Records
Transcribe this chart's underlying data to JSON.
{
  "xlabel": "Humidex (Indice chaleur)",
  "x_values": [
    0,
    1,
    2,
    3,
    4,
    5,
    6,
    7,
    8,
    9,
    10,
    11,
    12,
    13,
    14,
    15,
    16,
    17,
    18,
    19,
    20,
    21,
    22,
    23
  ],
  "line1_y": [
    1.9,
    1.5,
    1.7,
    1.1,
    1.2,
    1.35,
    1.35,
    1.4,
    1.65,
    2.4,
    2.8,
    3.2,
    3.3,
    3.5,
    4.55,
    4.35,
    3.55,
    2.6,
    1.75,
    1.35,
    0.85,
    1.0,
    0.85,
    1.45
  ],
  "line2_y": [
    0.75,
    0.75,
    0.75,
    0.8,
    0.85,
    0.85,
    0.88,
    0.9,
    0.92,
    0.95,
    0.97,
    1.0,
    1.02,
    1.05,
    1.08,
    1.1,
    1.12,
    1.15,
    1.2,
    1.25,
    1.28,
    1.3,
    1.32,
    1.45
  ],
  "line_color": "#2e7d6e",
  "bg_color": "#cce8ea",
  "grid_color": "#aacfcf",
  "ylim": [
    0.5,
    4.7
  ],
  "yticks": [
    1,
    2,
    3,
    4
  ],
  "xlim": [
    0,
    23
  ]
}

WRITTEN PROBLEM:
Using the data above, return each line exactly as written.

THE SOLUTION:
Transcribe this chart's underlying data to JSON.
{
  "xlabel": "Humidex (Indice chaleur)",
  "x_values": [
    0,
    1,
    2,
    3,
    4,
    5,
    6,
    7,
    8,
    9,
    10,
    11,
    12,
    13,
    14,
    15,
    16,
    17,
    18,
    19,
    20,
    21,
    22,
    23
  ],
  "line1_y": [
    1.9,
    1.5,
    1.7,
    1.1,
    1.2,
    1.35,
    1.35,
    1.4,
    1.65,
    2.4,
    2.8,
    3.2,
    3.3,
    3.5,
    4.55,
    4.35,
    3.55,
    2.6,
    1.75,
    1.35,
    0.85,
    1.0,
    0.85,
    1.45
  ],
  "line2_y": [
    0.75,
    0.75,
    0.75,
    0.8,
    0.85,
    0.85,
    0.88,
    0.9,
    0.92,
    0.95,
    0.97,
    1.0,
    1.02,
    1.05,
    1.08,
    1.1,
    1.12,
    1.15,
    1.2,
    1.25,
    1.28,
    1.3,
    1.32,
    1.45
  ],
  "line_color": "#2e7d6e",
  "bg_color": "#cce8ea",
  "grid_color": "#aacfcf",
  "ylim": [
    0.5,
    4.7
  ],
  "yticks": [
    1,
    2,
    3,
    4
  ],
  "xlim": [
    0,
    23
  ]
}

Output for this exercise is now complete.